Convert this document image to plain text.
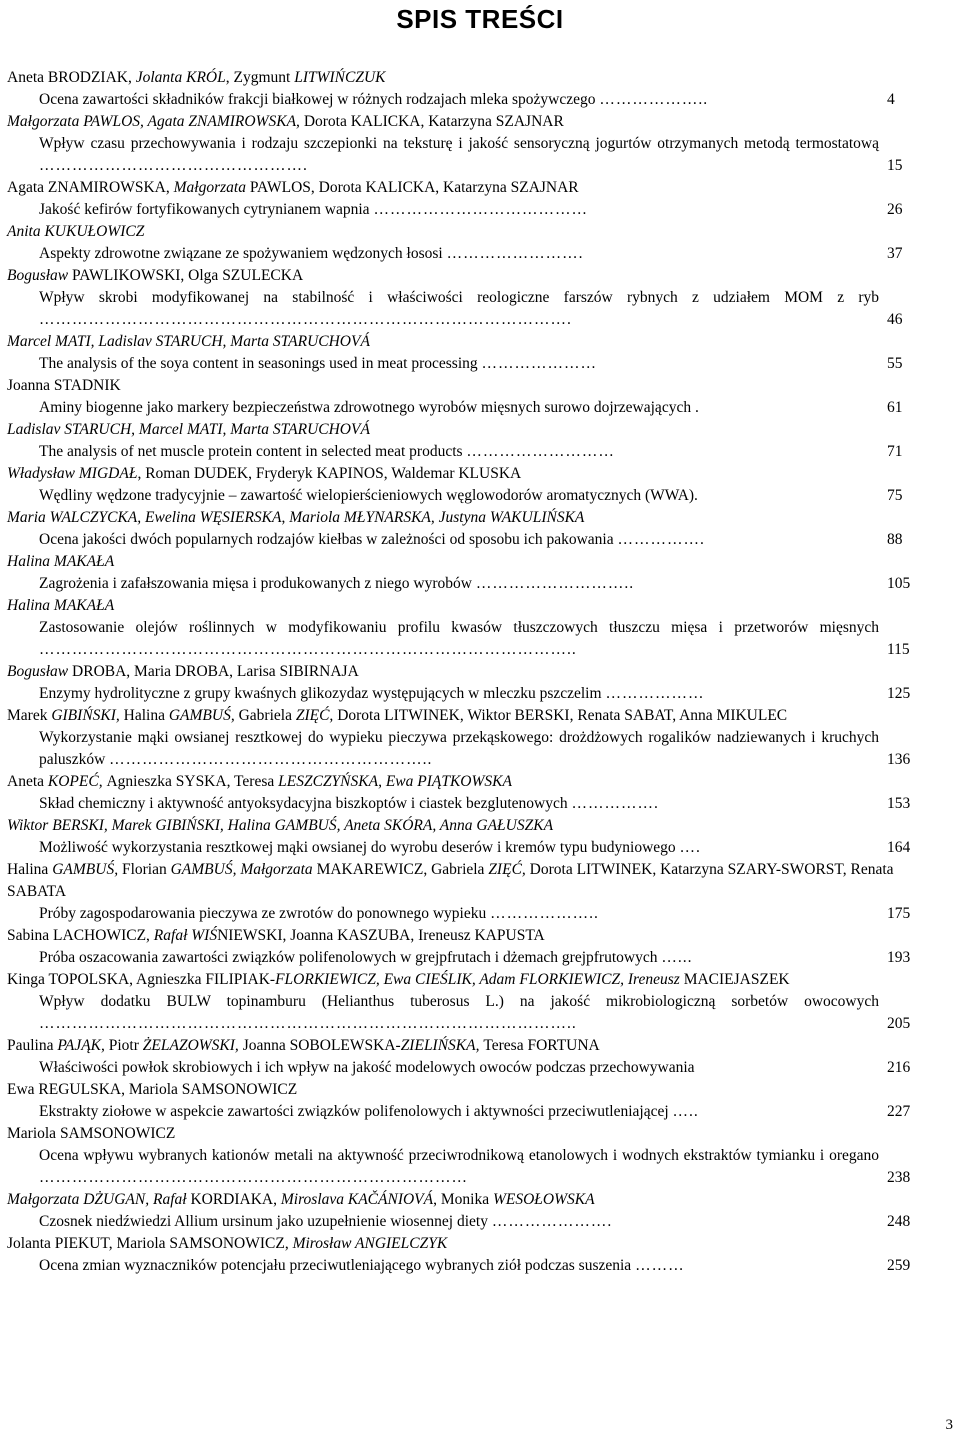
SPIS TREŚCI
Aneta BRODZIAK, Jolanta KRÓL, Zygmunt LITWIŃCZUK
Ocena zawartości składników frakcji białkowej w różnych rodzajach mleka spożywczego ………………..	4
Małgorzata PAWLOS, Agata ZNAMIROWSKA, Dorota KALICKA, Katarzyna SZAJNAR
Wpływ czasu przechowywania i rodzaju szczepionki na teksturę i jakość sensoryczną jogurtów otrzymanych metodą termostatową ………………………………………….	15
Agata ZNAMIROWSKA, Małgorzata PAWLOS, Dorota KALICKA, Katarzyna SZAJNAR
Jakość kefirów fortyfikowanych cytrynianem wapnia …………………………………	26
Anita KUKUŁOWICZ
Aspekty zdrowotne związane ze spożywaniem wędzonych łososi …………………….	37
Bogusław PAWLIKOWSKI, Olga SZULECKA
Wpływ skrobi modyfikowanej na stabilność i właściwości reologiczne farszów rybnych z udziałem MOM z ryb …………………………………………………………………………………….	46
Marcel MATI, Ladislav STARUCH, Marta STARUCHOVÁ
The analysis of the soya content in seasonings used in meat processing …………………	55
Joanna STADNIK
Aminy biogenne jako markery bezpieczeństwa zdrowotnego wyrobów mięsnych surowo dojrzewających .	61
Ladislav STARUCH, Marcel MATI, Marta STARUCHOVÁ
The analysis of net muscle protein content in selected meat products ………………………	71
Władysław MIGDAŁ, Roman DUDEK, Fryderyk KAPINOS, Waldemar KLUSKA
Wędliny wędzone tradycyjnie – zawartość wielopierścieniowych węglowodorów aromatycznych (WWA).	75
Maria WALCZYCKA, Ewelina WĘSIERSKA, Mariola MŁYNARSKA, Justyna WAKULIŃSKA
Ocena jakości dwóch popularnych rodzajów kiełbas w zależności od sposobu ich pakowania …………….	88
Halina MAKAŁA
Zagrożenia i zafałszowania mięsa i produkowanych z niego wyrobów ………………………..	105
Halina MAKAŁA
Zastosowanie olejów roślinnych w modyfikowaniu profilu kwasów tłuszczowych tłuszczu mięsa i przetworów mięsnych ……………………………………………………………………………………..	115
Bogusław DROBA, Maria DROBA, Larisa SIBIRNAJA
Enzymy hydrolityczne z grupy kwaśnych glikozydaz występujących w mleczku pszczelim ………………	125
Marek GIBIŃSKI, Halina GAMBUŚ, Gabriela ZIĘĆ, Dorota LITWINEK, Wiktor BERSKI, Renata SABAT, Anna MIKULEC
Wykorzystanie mąki owsianej resztkowej do wypieku pieczywa przekąskowego: drożdżowych rogalików nadziewanych i kruchych paluszków …………………………………………………..	136
Aneta KOPEĆ, Agnieszka SYSKA, Teresa LESZCZYŃSKA, Ewa PIĄTKOWSKA
Skład chemiczny i aktywność antyoksydacyjna biszkoptów i ciastek bezglutenowych …………….	153
Wiktor BERSKI, Marek GIBIŃSKI, Halina GAMBUŚ, Aneta SKÓRA, Anna GAŁUSZKA
Możliwość wykorzystania resztkowej mąki owsianej do wyrobu deserów i kremów typu budyniowego ….	164
Halina GAMBUŚ, Florian GAMBUŚ, Małgorzata MAKAREWICZ, Gabriela ZIĘĆ, Dorota LITWINEK, Katarzyna SZARY-SWORST, Renata SABATA
Próby zagospodarowania pieczywa ze zwrotów do ponownego wypieku ………………..	175
Sabina LACHOWICZ, Rafał WIŚNIEWSKI, Joanna KASZUBA, Ireneusz KAPUSTA
Próba oszacowania zawartości związków polifenolowych w grejpfrutach i dżemach grejpfrutowych …...	193
Kinga TOPOLSKA, Agnieszka FILIPIAK-FLORKIEWICZ, Ewa CIEŚLIK, Adam FLORKIEWICZ, Ireneusz MACIEJASZEK
Wpływ dodatku BULW topinamburu (Helianthus tuberosus L.) na jakość mikrobiologiczną sorbetów owocowych ……………………………………………………………………………………..	205
Paulina PAJĄK, Piotr ŻELAZOWSKI, Joanna SOBOLEWSKA-ZIELIŃSKA, Teresa FORTUNA
Właściwości powłok skrobiowych i ich wpływ na jakość modelowych owoców podczas przechowywania	216
Ewa REGULSKA, Mariola SAMSONOWICZ
Ekstrakty ziołowe w aspekcie zawartości związków polifenolowych i aktywności przeciwutleniającej …..	227
Mariola SAMSONOWICZ
Ocena wpływu wybranych kationów metali na aktywność przeciwrodnikową etanolowych i wodnych ekstraktów tymianku i oregano ……………………………………………………………………	238
Małgorzata DŻUGAN, Rafał KORDIAKA, Miroslava KAČÁNIOVÁ, Monika WESOŁOWSKA
Czosnek niedźwiedzi Allium ursinum jako uzupełnienie wiosennej diety ………………….	248
Jolanta PIEKUT, Mariola SAMSONOWICZ, Mirosław ANGIELCZYK
Ocena zmian wyznaczników potencjału przeciwutleniającego wybranych ziół podczas suszenia ………	259
3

________________________

▶ [Try it]:
Output every record above word for word, omitting any pictures they contain.

▶ [Your response]:
Convert this document image to plain text.
SPIS TREŚCI
Aneta BRODZIAK, Jolanta KRÓL, Zygmunt LITWIŃCZUK
Ocena zawartości składników frakcji białkowej w różnych rodzajach mleka spożywczego ………………..	4
Małgorzata PAWLOS, Agata ZNAMIROWSKA, Dorota KALICKA, Katarzyna SZAJNAR
Wpływ czasu przechowywania i rodzaju szczepionki na teksturę i jakość sensoryczną jogurtów otrzymanych metodą termostatową ………………………………………….	15
Agata ZNAMIROWSKA, Małgorzata PAWLOS, Dorota KALICKA, Katarzyna SZAJNAR
Jakość kefirów fortyfikowanych cytrynianem wapnia …………………………………	26
Anita KUKUŁOWICZ
Aspekty zdrowotne związane ze spożywaniem wędzonych łososi …………………….	37
Bogusław PAWLIKOWSKI, Olga SZULECKA
Wpływ skrobi modyfikowanej na stabilność i właściwości reologiczne farszów rybnych z udziałem MOM z ryb …………………………………………………………………………………….	46
Marcel MATI, Ladislav STARUCH, Marta STARUCHOVÁ
The analysis of the soya content in seasonings used in meat processing …………………	55
Joanna STADNIK
Aminy biogenne jako markery bezpieczeństwa zdrowotnego wyrobów mięsnych surowo dojrzewających .	61
Ladislav STARUCH, Marcel MATI, Marta STARUCHOVÁ
The analysis of net muscle protein content in selected meat products ………………………	71
Władysław MIGDAŁ, Roman DUDEK, Fryderyk KAPINOS, Waldemar KLUSKA
Wędliny wędzone tradycyjnie – zawartość wielopierścieniowych węglowodorów aromatycznych (WWA).	75
Maria WALCZYCKA, Ewelina WĘSIERSKA, Mariola MŁYNARSKA, Justyna WAKULIŃSKA
Ocena jakości dwóch popularnych rodzajów kiełbas w zależności od sposobu ich pakowania …………….	88
Halina MAKAŁA
Zagrożenia i zafałszowania mięsa i produkowanych z niego wyrobów ………………………..	105
Halina MAKAŁA
Zastosowanie olejów roślinnych w modyfikowaniu profilu kwasów tłuszczowych tłuszczu mięsa i przetworów mięsnych ……………………………………………………………………………………..	115
Bogusław DROBA, Maria DROBA, Larisa SIBIRNAJA
Enzymy hydrolityczne z grupy kwaśnych glikozydaz występujących w mleczku pszczelim ………………	125
Marek GIBIŃSKI, Halina GAMBUŚ, Gabriela ZIĘĆ, Dorota LITWINEK, Wiktor BERSKI, Renata SABAT, Anna MIKULEC
Wykorzystanie mąki owsianej resztkowej do wypieku pieczywa przekąskowego: drożdżowych rogalików nadziewanych i kruchych paluszków …………………………………………………..	136
Aneta KOPEĆ, Agnieszka SYSKA, Teresa LESZCZYŃSKA, Ewa PIĄTKOWSKA
Skład chemiczny i aktywność antyoksydacyjna biszkoptów i ciastek bezglutenowych …………….	153
Wiktor BERSKI, Marek GIBIŃSKI, Halina GAMBUŚ, Aneta SKÓRA, Anna GAŁUSZKA
Możliwość wykorzystania resztkowej mąki owsianej do wyrobu deserów i kremów typu budyniowego ….	164
Halina GAMBUŚ, Florian GAMBUŚ, Małgorzata MAKAREWICZ, Gabriela ZIĘĆ, Dorota LITWINEK, Katarzyna SZARY-SWORST, Renata SABATA
Próby zagospodarowania pieczywa ze zwrotów do ponownego wypieku ………………..	175
Sabina LACHOWICZ, Rafał WIŚNIEWSKI, Joanna KASZUBA, Ireneusz KAPUSTA
Próba oszacowania zawartości związków polifenolowych w grejpfrutach i dżemach grejpfrutowych …...	193
Kinga TOPOLSKA, Agnieszka FILIPIAK-FLORKIEWICZ, Ewa CIEŚLIK, Adam FLORKIEWICZ, Ireneusz MACIEJASZEK
Wpływ dodatku BULW topinamburu (Helianthus tuberosus L.) na jakość mikrobiologiczną sorbetów owocowych ……………………………………………………………………………………..	205
Paulina PAJĄK, Piotr ŻELAZOWSKI, Joanna SOBOLEWSKA-ZIELIŃSKA, Teresa FORTUNA
Właściwości powłok skrobiowych i ich wpływ na jakość modelowych owoców podczas przechowywania	216
Ewa REGULSKA, Mariola SAMSONOWICZ
Ekstrakty ziołowe w aspekcie zawartości związków polifenolowych i aktywności przeciwutleniającej …..	227
Mariola SAMSONOWICZ
Ocena wpływu wybranych kationów metali na aktywność przeciwrodnikową etanolowych i wodnych ekstraktów tymianku i oregano ……………………………………………………………………	238
Małgorzata DŻUGAN, Rafał KORDIAKA, Miroslava KAČÁNIOVÁ, Monika WESOŁOWSKA
Czosnek niedźwiedzi Allium ursinum jako uzupełnienie wiosennej diety ………………….	248
Jolanta PIEKUT, Mariola SAMSONOWICZ, Mirosław ANGIELCZYK
Ocena zmian wyznaczników potencjału przeciwutleniającego wybranych ziół podczas suszenia ………	259
3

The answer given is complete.